§ What is needed
In the listing below, pick out lines with "this".
** start of Input **
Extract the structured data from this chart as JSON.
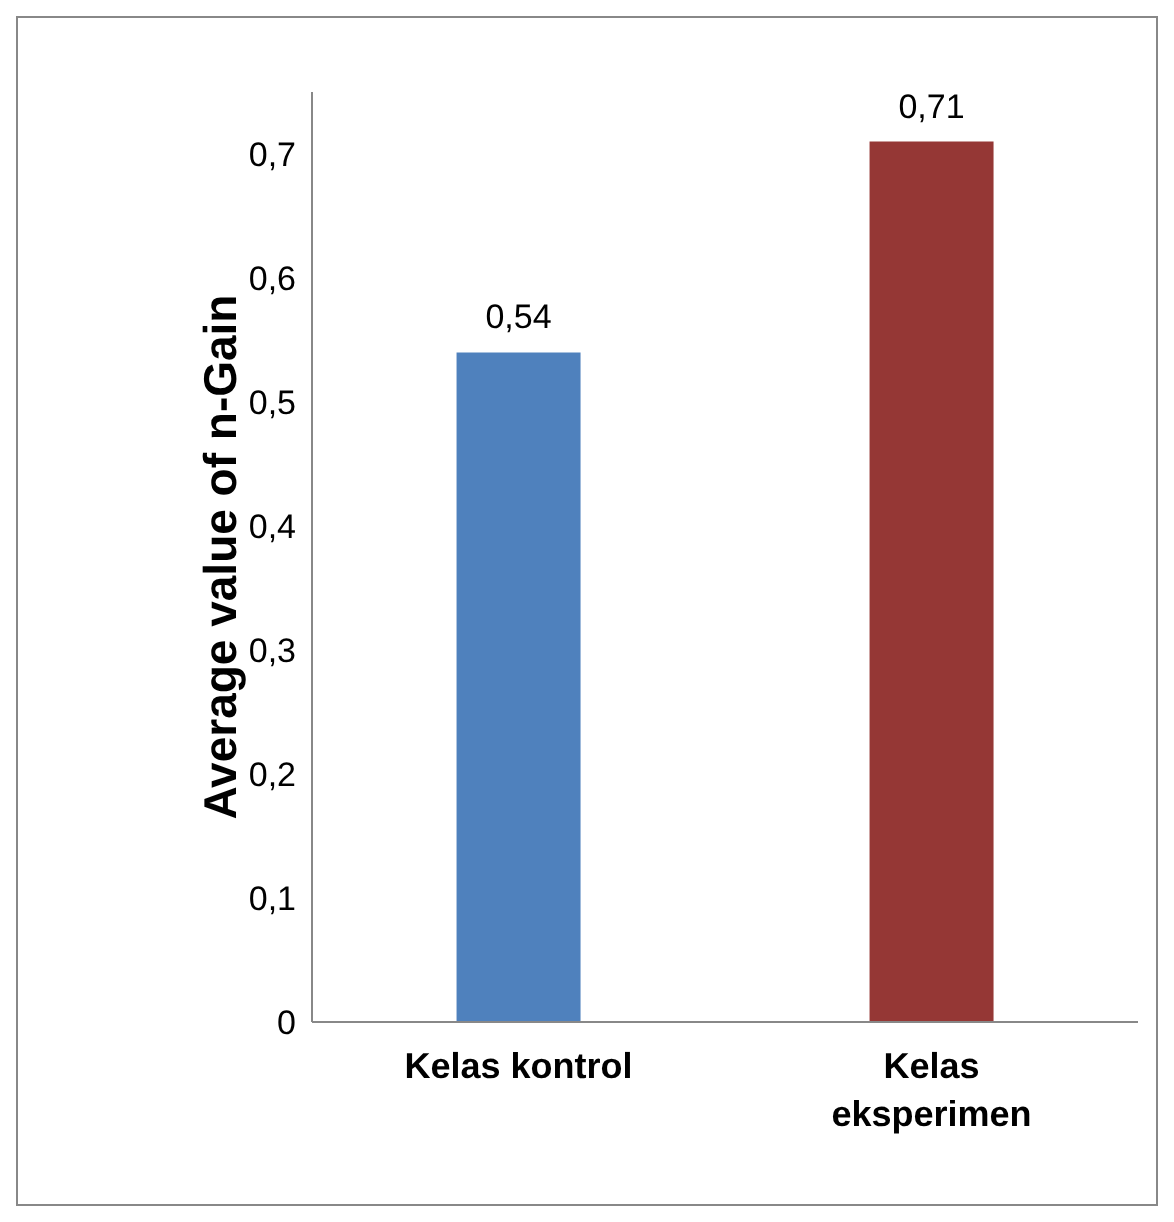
{
  "chart_data": {
    "type": "bar",
    "ylabel": "Average value of n-Gain",
    "categories": [
      "Kelas kontrol",
      "Kelas eksperimen"
    ],
    "values": [
      0.54,
      0.71
    ],
    "colors": [
      "#4f81bd",
      "#953735"
    ],
    "ylim": [
      0,
      0.75
    ],
    "yticks": [
      {
        "value": 0,
        "label": "0"
      },
      {
        "value": 0.1,
        "label": "0,1"
      },
      {
        "value": 0.2,
        "label": "0,2"
      },
      {
        "value": 0.3,
        "label": "0,3"
      },
      {
        "value": 0.4,
        "label": "0,4"
      },
      {
        "value": 0.5,
        "label": "0,5"
      },
      {
        "value": 0.6,
        "label": "0,6"
      },
      {
        "value": 0.7,
        "label": "0,7"
      }
    ],
    "value_labels": [
      "0,54",
      "0,71"
    ],
    "grid": false
  }
}
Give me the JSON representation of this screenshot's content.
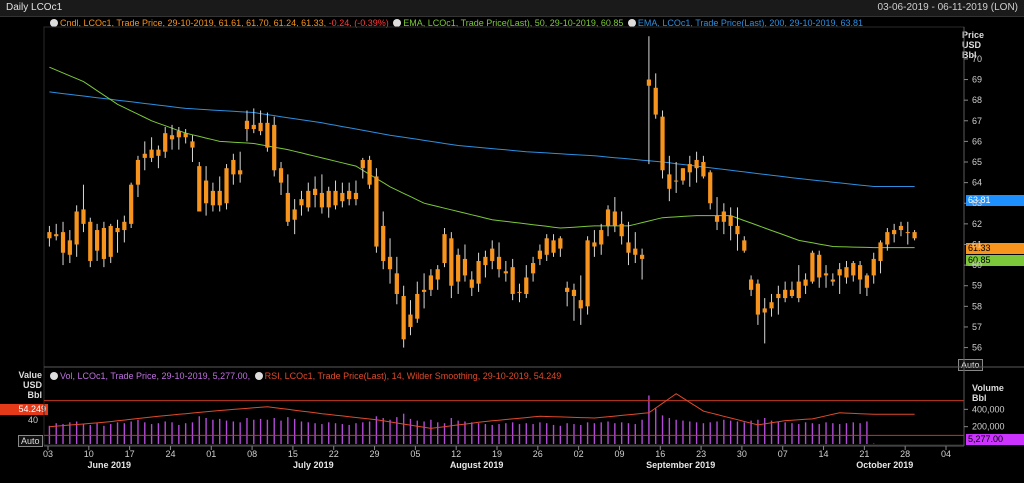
** end of Input **
§ In response
Extract the structured data from this chart as JSON.
Give me the JSON representation of this screenshot's content.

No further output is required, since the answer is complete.